What the task requires
Of all the lines in the material below, how many include the string "Output"? Give the number only.

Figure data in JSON
--*--
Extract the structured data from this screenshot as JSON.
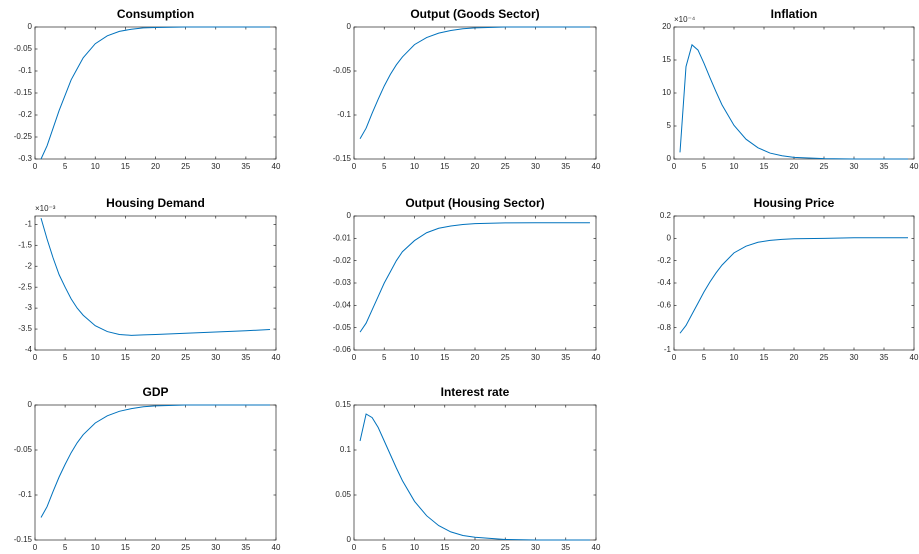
{
  "chart_data": [
    {
      "type": "line",
      "title": "Consumption",
      "color": "#0072bd",
      "x": [
        1,
        2,
        3,
        4,
        5,
        6,
        7,
        8,
        10,
        12,
        14,
        16,
        18,
        20,
        25,
        30,
        35,
        39
      ],
      "values": [
        -0.3,
        -0.27,
        -0.23,
        -0.19,
        -0.155,
        -0.12,
        -0.095,
        -0.07,
        -0.038,
        -0.02,
        -0.01,
        -0.005,
        -0.002,
        -0.001,
        0,
        0,
        0,
        0
      ],
      "xlim": [
        0,
        40
      ],
      "xticks": [
        0,
        5,
        10,
        15,
        20,
        25,
        30,
        35,
        40
      ],
      "ylim": [
        -0.3,
        0
      ],
      "yticks": [
        -0.3,
        -0.25,
        -0.2,
        -0.15,
        -0.1,
        -0.05,
        0
      ]
    },
    {
      "type": "line",
      "title": "Output (Goods Sector)",
      "color": "#0072bd",
      "x": [
        1,
        2,
        3,
        4,
        5,
        6,
        7,
        8,
        10,
        12,
        14,
        16,
        18,
        20,
        25,
        30,
        35,
        39
      ],
      "values": [
        -0.127,
        -0.115,
        -0.098,
        -0.082,
        -0.067,
        -0.054,
        -0.043,
        -0.034,
        -0.02,
        -0.012,
        -0.007,
        -0.004,
        -0.002,
        -0.001,
        0,
        0,
        0,
        0
      ],
      "xlim": [
        0,
        40
      ],
      "xticks": [
        0,
        5,
        10,
        15,
        20,
        25,
        30,
        35,
        40
      ],
      "ylim": [
        -0.15,
        0
      ],
      "yticks": [
        -0.15,
        -0.1,
        -0.05,
        0
      ]
    },
    {
      "type": "line",
      "title": "Inflation",
      "color": "#0072bd",
      "y_multiplier": "×10⁻⁴",
      "x": [
        1,
        2,
        3,
        4,
        5,
        6,
        7,
        8,
        10,
        12,
        14,
        16,
        18,
        20,
        25,
        30,
        35,
        39
      ],
      "values": [
        1,
        14,
        17.3,
        16.5,
        14.5,
        12.3,
        10.2,
        8.2,
        5.1,
        3.0,
        1.7,
        0.9,
        0.5,
        0.25,
        0.05,
        0,
        0,
        0
      ],
      "xlim": [
        0,
        40
      ],
      "xticks": [
        0,
        5,
        10,
        15,
        20,
        25,
        30,
        35,
        40
      ],
      "ylim": [
        0,
        20
      ],
      "yticks": [
        0,
        5,
        10,
        15,
        20
      ]
    },
    {
      "type": "line",
      "title": "Housing Demand",
      "color": "#0072bd",
      "y_multiplier": "×10⁻³",
      "x": [
        1,
        2,
        3,
        4,
        5,
        6,
        7,
        8,
        10,
        12,
        14,
        16,
        18,
        20,
        25,
        30,
        35,
        39
      ],
      "values": [
        -0.85,
        -1.35,
        -1.8,
        -2.2,
        -2.5,
        -2.78,
        -3.0,
        -3.17,
        -3.42,
        -3.56,
        -3.63,
        -3.65,
        -3.64,
        -3.63,
        -3.6,
        -3.57,
        -3.54,
        -3.51
      ],
      "xlim": [
        0,
        40
      ],
      "xticks": [
        0,
        5,
        10,
        15,
        20,
        25,
        30,
        35,
        40
      ],
      "ylim": [
        -4,
        -0.8
      ],
      "yticks": [
        -4,
        -3.5,
        -3,
        -2.5,
        -2,
        -1.5,
        -1
      ]
    },
    {
      "type": "line",
      "title": "Output (Housing Sector)",
      "color": "#0072bd",
      "x": [
        1,
        2,
        3,
        4,
        5,
        6,
        7,
        8,
        10,
        12,
        14,
        16,
        18,
        20,
        25,
        30,
        35,
        39
      ],
      "values": [
        -0.052,
        -0.048,
        -0.042,
        -0.036,
        -0.03,
        -0.025,
        -0.02,
        -0.016,
        -0.011,
        -0.0075,
        -0.0055,
        -0.0045,
        -0.0038,
        -0.0034,
        -0.0031,
        -0.003,
        -0.003,
        -0.003
      ],
      "xlim": [
        0,
        40
      ],
      "xticks": [
        0,
        5,
        10,
        15,
        20,
        25,
        30,
        35,
        40
      ],
      "ylim": [
        -0.06,
        0
      ],
      "yticks": [
        -0.06,
        -0.05,
        -0.04,
        -0.03,
        -0.02,
        -0.01,
        0
      ]
    },
    {
      "type": "line",
      "title": "Housing Price",
      "color": "#0072bd",
      "x": [
        1,
        2,
        3,
        4,
        5,
        6,
        7,
        8,
        10,
        12,
        14,
        16,
        18,
        20,
        25,
        30,
        35,
        39
      ],
      "values": [
        -0.85,
        -0.78,
        -0.68,
        -0.58,
        -0.48,
        -0.39,
        -0.31,
        -0.24,
        -0.13,
        -0.07,
        -0.035,
        -0.018,
        -0.009,
        -0.004,
        0,
        0.005,
        0.005,
        0.005
      ],
      "xlim": [
        0,
        40
      ],
      "xticks": [
        0,
        5,
        10,
        15,
        20,
        25,
        30,
        35,
        40
      ],
      "ylim": [
        -1,
        0.2
      ],
      "yticks": [
        -1,
        -0.8,
        -0.6,
        -0.4,
        -0.2,
        0,
        0.2
      ]
    },
    {
      "type": "line",
      "title": "GDP",
      "color": "#0072bd",
      "x": [
        1,
        2,
        3,
        4,
        5,
        6,
        7,
        8,
        10,
        12,
        14,
        16,
        18,
        20,
        25,
        30,
        35,
        39
      ],
      "values": [
        -0.125,
        -0.113,
        -0.096,
        -0.08,
        -0.066,
        -0.053,
        -0.042,
        -0.033,
        -0.02,
        -0.012,
        -0.007,
        -0.004,
        -0.002,
        -0.001,
        0,
        0,
        0,
        0
      ],
      "xlim": [
        0,
        40
      ],
      "xticks": [
        0,
        5,
        10,
        15,
        20,
        25,
        30,
        35,
        40
      ],
      "ylim": [
        -0.15,
        0
      ],
      "yticks": [
        -0.15,
        -0.1,
        -0.05,
        0
      ]
    },
    {
      "type": "line",
      "title": "Interest rate",
      "color": "#0072bd",
      "x": [
        1,
        2,
        3,
        4,
        5,
        6,
        7,
        8,
        10,
        12,
        14,
        16,
        18,
        20,
        25,
        30,
        35,
        39
      ],
      "values": [
        0.11,
        0.14,
        0.136,
        0.125,
        0.11,
        0.095,
        0.08,
        0.066,
        0.043,
        0.027,
        0.016,
        0.009,
        0.005,
        0.003,
        0.0006,
        0,
        0,
        0
      ],
      "xlim": [
        0,
        40
      ],
      "xticks": [
        0,
        5,
        10,
        15,
        20,
        25,
        30,
        35,
        40
      ],
      "ylim": [
        0,
        0.15
      ],
      "yticks": [
        0,
        0.05,
        0.1,
        0.15
      ]
    }
  ]
}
--*--
Response to the exercise
2